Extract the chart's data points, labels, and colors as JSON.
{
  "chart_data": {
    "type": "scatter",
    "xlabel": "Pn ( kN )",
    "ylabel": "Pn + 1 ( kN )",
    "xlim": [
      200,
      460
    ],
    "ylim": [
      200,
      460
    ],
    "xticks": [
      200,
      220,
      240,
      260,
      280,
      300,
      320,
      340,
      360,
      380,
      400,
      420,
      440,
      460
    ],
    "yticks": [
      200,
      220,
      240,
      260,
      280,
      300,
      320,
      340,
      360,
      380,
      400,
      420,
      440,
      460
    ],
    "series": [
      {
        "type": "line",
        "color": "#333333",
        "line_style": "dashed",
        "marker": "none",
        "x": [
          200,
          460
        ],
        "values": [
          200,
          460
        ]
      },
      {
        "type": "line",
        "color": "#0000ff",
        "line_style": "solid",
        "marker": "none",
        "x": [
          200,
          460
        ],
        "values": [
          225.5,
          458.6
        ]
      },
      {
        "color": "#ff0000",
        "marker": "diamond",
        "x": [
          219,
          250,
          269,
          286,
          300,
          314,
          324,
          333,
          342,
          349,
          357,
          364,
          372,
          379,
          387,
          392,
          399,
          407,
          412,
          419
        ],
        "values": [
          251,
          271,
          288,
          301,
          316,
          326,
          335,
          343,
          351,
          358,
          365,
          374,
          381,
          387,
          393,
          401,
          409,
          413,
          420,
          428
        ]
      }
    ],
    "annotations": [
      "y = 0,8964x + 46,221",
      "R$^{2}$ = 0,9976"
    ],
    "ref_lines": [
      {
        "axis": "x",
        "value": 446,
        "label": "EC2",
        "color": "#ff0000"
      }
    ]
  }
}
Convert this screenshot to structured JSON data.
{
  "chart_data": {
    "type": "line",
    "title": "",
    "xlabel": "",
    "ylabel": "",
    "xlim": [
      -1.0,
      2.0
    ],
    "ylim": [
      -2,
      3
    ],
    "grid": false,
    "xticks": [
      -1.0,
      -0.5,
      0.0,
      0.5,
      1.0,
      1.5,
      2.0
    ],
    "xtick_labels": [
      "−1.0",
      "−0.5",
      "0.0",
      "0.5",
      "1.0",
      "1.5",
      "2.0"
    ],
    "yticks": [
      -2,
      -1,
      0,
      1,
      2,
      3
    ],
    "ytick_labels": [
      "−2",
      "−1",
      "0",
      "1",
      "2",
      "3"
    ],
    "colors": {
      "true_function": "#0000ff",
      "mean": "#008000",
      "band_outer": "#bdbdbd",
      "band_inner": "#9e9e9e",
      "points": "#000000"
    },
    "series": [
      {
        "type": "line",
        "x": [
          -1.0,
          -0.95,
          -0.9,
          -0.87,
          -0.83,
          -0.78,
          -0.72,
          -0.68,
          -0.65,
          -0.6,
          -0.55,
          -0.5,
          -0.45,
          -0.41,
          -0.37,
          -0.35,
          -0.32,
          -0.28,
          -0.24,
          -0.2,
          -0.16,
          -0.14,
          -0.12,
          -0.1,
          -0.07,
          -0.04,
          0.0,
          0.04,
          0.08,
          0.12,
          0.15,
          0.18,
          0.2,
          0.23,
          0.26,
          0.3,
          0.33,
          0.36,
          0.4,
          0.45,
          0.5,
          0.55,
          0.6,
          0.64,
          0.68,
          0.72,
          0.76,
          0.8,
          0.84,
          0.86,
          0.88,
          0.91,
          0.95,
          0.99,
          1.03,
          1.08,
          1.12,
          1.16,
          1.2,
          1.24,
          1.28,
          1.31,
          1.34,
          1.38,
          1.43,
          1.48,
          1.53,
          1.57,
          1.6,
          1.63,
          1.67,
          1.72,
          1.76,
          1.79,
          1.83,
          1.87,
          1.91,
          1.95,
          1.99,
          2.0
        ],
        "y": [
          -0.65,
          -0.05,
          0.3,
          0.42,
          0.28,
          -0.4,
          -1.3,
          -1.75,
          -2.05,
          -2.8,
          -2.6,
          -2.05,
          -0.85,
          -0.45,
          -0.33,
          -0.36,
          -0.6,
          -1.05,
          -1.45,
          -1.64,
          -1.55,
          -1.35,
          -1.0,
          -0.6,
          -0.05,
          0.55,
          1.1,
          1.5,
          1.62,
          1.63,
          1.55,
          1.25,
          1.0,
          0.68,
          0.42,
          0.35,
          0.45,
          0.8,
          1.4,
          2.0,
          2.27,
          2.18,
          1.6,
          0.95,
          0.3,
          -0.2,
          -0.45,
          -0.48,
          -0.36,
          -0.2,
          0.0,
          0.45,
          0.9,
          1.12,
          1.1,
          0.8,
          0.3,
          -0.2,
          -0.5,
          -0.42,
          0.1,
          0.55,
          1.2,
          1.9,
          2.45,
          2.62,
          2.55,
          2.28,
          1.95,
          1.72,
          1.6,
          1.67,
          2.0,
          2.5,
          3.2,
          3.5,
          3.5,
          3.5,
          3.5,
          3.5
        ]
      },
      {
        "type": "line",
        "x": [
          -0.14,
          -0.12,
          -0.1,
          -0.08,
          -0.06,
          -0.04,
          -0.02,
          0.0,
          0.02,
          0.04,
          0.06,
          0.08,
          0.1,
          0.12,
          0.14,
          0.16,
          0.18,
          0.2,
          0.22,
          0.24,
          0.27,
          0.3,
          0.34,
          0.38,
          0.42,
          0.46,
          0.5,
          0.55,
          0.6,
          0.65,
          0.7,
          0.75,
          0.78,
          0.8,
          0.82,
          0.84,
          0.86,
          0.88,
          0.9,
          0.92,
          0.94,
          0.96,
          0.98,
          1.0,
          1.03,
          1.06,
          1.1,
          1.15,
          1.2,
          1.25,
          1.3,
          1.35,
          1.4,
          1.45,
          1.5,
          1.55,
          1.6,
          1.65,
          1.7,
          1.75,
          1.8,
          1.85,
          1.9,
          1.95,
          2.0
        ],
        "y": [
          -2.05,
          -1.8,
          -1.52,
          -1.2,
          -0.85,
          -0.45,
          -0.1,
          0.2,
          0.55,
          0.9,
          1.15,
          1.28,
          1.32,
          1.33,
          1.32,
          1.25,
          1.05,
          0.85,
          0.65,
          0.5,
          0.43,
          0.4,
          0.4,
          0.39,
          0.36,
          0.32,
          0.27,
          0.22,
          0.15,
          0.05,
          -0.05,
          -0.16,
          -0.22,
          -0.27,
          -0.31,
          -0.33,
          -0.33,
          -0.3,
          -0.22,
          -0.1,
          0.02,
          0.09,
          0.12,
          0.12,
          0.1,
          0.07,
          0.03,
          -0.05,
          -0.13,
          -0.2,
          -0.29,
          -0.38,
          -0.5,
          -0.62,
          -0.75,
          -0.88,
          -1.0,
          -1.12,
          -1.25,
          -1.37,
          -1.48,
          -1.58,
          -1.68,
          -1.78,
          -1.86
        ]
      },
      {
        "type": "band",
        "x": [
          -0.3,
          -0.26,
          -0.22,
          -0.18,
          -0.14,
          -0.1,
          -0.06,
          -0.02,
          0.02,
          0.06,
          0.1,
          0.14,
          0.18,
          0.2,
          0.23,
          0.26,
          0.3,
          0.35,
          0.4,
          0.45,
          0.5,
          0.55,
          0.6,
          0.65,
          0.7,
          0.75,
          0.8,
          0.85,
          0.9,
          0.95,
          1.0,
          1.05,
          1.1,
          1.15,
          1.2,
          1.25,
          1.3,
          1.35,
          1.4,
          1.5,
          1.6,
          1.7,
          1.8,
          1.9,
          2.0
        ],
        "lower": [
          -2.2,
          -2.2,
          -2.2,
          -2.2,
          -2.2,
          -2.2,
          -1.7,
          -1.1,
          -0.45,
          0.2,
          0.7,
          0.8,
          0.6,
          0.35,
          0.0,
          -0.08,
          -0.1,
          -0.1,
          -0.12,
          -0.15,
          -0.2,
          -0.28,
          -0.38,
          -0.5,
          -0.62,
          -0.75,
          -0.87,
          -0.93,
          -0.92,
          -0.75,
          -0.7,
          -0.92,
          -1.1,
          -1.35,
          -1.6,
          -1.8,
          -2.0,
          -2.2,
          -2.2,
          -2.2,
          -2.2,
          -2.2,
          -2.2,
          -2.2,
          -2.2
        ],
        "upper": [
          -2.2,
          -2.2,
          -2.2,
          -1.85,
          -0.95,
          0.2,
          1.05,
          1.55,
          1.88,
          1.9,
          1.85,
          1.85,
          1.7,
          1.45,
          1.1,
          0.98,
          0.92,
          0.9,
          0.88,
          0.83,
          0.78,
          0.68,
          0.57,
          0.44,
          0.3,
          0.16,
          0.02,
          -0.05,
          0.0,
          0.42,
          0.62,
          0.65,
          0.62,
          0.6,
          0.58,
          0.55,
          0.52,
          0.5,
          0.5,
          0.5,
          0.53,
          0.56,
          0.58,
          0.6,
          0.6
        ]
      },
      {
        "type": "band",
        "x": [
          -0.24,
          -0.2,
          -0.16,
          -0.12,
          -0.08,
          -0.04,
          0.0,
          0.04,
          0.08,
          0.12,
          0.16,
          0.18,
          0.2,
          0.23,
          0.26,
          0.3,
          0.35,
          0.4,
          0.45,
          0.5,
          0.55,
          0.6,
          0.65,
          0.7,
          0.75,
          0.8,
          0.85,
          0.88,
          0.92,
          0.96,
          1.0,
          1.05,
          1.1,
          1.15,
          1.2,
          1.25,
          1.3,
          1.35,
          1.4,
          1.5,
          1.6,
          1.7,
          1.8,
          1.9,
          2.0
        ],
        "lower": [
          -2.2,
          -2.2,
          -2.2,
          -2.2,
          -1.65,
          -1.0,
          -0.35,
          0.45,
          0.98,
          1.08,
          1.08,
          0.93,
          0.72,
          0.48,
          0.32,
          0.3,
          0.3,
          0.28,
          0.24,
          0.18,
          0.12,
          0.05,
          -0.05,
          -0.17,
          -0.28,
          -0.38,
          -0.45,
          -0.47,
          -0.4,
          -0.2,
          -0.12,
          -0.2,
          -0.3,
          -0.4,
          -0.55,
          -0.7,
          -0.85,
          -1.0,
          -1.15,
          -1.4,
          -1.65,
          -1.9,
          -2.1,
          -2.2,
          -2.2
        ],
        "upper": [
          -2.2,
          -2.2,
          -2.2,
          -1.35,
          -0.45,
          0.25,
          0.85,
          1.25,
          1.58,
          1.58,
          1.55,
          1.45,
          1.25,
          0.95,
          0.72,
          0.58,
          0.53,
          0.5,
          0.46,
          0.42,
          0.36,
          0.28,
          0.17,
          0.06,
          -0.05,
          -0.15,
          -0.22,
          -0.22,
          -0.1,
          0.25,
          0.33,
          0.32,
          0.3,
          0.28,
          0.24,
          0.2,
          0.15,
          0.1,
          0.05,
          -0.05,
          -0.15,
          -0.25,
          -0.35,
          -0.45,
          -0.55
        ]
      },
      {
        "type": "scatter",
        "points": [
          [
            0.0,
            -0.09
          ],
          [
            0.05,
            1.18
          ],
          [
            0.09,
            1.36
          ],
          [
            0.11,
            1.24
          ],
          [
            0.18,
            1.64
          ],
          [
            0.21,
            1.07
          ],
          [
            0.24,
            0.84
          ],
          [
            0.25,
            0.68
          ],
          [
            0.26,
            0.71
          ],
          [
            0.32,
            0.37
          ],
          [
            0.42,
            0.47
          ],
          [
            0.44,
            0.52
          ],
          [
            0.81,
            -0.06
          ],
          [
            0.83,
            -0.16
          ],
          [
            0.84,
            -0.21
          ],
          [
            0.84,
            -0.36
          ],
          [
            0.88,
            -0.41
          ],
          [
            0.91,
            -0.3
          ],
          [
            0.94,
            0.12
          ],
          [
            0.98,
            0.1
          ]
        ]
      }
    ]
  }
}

##############################

Search the lines above for the string "points" and copy each line that has it.

Expected answer:
Extract the chart's data points, labels, and colors as JSON.
      "points": "#000000"
        "points": [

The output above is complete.